What is required:
Repeat the data verbatim.

Data excerpts:
****

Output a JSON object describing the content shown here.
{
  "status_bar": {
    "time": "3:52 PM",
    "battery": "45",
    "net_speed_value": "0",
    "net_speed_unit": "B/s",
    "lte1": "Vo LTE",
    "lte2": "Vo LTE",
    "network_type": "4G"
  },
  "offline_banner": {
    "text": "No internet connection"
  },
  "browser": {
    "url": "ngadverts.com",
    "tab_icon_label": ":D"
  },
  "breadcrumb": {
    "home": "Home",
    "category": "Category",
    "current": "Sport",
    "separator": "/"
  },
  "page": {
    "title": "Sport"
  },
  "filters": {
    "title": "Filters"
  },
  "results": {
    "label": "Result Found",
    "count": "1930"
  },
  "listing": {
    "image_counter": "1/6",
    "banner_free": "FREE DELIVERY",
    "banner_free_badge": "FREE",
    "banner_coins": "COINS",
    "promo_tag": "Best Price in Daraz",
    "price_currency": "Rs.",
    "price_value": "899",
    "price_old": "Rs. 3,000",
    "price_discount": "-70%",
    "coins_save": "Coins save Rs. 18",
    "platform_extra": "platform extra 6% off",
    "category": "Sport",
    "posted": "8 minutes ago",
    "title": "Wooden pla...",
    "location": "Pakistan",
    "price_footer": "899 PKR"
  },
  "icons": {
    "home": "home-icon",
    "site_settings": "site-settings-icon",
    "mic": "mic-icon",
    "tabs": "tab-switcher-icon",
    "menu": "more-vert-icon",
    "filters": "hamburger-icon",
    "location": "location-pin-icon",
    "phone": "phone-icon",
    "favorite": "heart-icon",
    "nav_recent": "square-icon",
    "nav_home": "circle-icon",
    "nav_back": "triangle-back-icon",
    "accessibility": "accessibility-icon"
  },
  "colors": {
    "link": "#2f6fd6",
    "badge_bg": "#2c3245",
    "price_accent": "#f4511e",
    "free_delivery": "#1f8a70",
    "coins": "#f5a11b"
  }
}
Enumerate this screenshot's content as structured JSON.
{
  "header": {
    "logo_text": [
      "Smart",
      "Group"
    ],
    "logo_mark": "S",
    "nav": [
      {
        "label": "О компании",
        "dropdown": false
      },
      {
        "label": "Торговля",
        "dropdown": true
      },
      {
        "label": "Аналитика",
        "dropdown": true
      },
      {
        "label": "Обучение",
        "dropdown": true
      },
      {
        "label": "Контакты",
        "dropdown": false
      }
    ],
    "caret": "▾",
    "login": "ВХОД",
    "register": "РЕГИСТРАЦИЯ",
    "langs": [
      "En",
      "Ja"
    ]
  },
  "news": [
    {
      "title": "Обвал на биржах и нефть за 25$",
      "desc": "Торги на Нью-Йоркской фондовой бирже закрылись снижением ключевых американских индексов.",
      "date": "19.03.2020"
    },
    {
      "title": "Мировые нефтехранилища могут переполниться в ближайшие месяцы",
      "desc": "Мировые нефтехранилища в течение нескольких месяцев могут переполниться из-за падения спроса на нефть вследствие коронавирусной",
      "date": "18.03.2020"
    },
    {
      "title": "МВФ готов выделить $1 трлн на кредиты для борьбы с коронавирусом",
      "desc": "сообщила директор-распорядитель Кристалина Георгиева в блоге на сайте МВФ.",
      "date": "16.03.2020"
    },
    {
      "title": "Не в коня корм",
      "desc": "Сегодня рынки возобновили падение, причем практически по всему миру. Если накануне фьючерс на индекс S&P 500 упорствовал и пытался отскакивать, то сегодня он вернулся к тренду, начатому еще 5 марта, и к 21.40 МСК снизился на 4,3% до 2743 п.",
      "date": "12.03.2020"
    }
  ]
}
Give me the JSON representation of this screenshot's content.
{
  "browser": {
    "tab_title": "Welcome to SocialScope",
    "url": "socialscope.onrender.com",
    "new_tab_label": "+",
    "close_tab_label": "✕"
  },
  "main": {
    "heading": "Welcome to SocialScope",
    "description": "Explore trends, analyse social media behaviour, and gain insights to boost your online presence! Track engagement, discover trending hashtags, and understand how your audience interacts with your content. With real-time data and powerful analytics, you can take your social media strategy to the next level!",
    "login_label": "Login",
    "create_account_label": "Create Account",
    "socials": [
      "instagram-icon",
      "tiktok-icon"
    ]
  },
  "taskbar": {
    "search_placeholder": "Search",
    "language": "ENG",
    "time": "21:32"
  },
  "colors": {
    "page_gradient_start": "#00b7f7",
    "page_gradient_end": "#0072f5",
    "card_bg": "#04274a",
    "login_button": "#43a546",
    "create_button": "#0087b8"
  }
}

****

Response for this exercise:
Output a JSON object describing the content shown here.
{
  "status_bar": {
    "time": "3:52 PM",
    "battery": "45",
    "net_speed_value": "0",
    "net_speed_unit": "B/s",
    "lte1": "Vo LTE",
    "lte2": "Vo LTE",
    "network_type": "4G"
  },
  "offline_banner": {
    "text": "No internet connection"
  },
  "browser": {
    "url": "ngadverts.com",
    "tab_icon_label": ":D"
  },
  "breadcrumb": {
    "home": "Home",
    "category": "Category",
    "current": "Sport",
    "separator": "/"
  },
  "page": {
    "title": "Sport"
  },
  "filters": {
    "title": "Filters"
  },
  "results": {
    "label": "Result Found",
    "count": "1930"
  },
  "listing": {
    "image_counter": "1/6",
    "banner_free": "FREE DELIVERY",
    "banner_free_badge": "FREE",
    "banner_coins": "COINS",
    "promo_tag": "Best Price in Daraz",
    "price_currency": "Rs.",
    "price_value": "899",
    "price_old": "Rs. 3,000",
    "price_discount": "-70%",
    "coins_save": "Coins save Rs. 18",
    "platform_extra": "platform extra 6% off",
    "category": "Sport",
    "posted": "8 minutes ago",
    "title": "Wooden pla...",
    "location": "Pakistan",
    "price_footer": "899 PKR"
  },
  "icons": {
    "home": "home-icon",
    "site_settings": "site-settings-icon",
    "mic": "mic-icon",
    "tabs": "tab-switcher-icon",
    "menu": "more-vert-icon",
    "filters": "hamburger-icon",
    "location": "location-pin-icon",
    "phone": "phone-icon",
    "favorite": "heart-icon",
    "nav_recent": "square-icon",
    "nav_home": "circle-icon",
    "nav_back": "triangle-back-icon",
    "accessibility": "accessibility-icon"
  },
  "colors": {
    "link": "#2f6fd6",
    "badge_bg": "#2c3245",
    "price_accent": "#f4511e",
    "free_delivery": "#1f8a70",
    "coins": "#f5a11b"
  }
}
Enumerate this screenshot's content as structured JSON.
{
  "header": {
    "logo_text": [
      "Smart",
      "Group"
    ],
    "logo_mark": "S",
    "nav": [
      {
        "label": "О компании",
        "dropdown": false
      },
      {
        "label": "Торговля",
        "dropdown": true
      },
      {
        "label": "Аналитика",
        "dropdown": true
      },
      {
        "label": "Обучение",
        "dropdown": true
      },
      {
        "label": "Контакты",
        "dropdown": false
      }
    ],
    "caret": "▾",
    "login": "ВХОД",
    "register": "РЕГИСТРАЦИЯ",
    "langs": [
      "En",
      "Ja"
    ]
  },
  "news": [
    {
      "title": "Обвал на биржах и нефть за 25$",
      "desc": "Торги на Нью-Йоркской фондовой бирже закрылись снижением ключевых американских индексов.",
      "date": "19.03.2020"
    },
    {
      "title": "Мировые нефтехранилища могут переполниться в ближайшие месяцы",
      "desc": "Мировые нефтехранилища в течение нескольких месяцев могут переполниться из-за падения спроса на нефть вследствие коронавирусной",
      "date": "18.03.2020"
    },
    {
      "title": "МВФ готов выделить $1 трлн на кредиты для борьбы с коронавирусом",
      "desc": "сообщила директор-распорядитель Кристалина Георгиева в блоге на сайте МВФ.",
      "date": "16.03.2020"
    },
    {
      "title": "Не в коня корм",
      "desc": "Сегодня рынки возобновили падение, причем практически по всему миру. Если накануне фьючерс на индекс S&P 500 упорствовал и пытался отскакивать, то сегодня он вернулся к тренду, начатому еще 5 марта, и к 21.40 МСК снизился на 4,3% до 2743 п.",
      "date": "12.03.2020"
    }
  ]
}
Give me the JSON representation of this screenshot's content.
{
  "browser": {
    "tab_title": "Welcome to SocialScope",
    "url": "socialscope.onrender.com",
    "new_tab_label": "+",
    "close_tab_label": "✕"
  },
  "main": {
    "heading": "Welcome to SocialScope",
    "description": "Explore trends, analyse social media behaviour, and gain insights to boost your online presence! Track engagement, discover trending hashtags, and understand how your audience interacts with your content. With real-time data and powerful analytics, you can take your social media strategy to the next level!",
    "login_label": "Login",
    "create_account_label": "Create Account",
    "socials": [
      "instagram-icon",
      "tiktok-icon"
    ]
  },
  "taskbar": {
    "search_placeholder": "Search",
    "language": "ENG",
    "time": "21:32"
  },
  "colors": {
    "page_gradient_start": "#00b7f7",
    "page_gradient_end": "#0072f5",
    "card_bg": "#04274a",
    "login_button": "#43a546",
    "create_button": "#0087b8"
  }
}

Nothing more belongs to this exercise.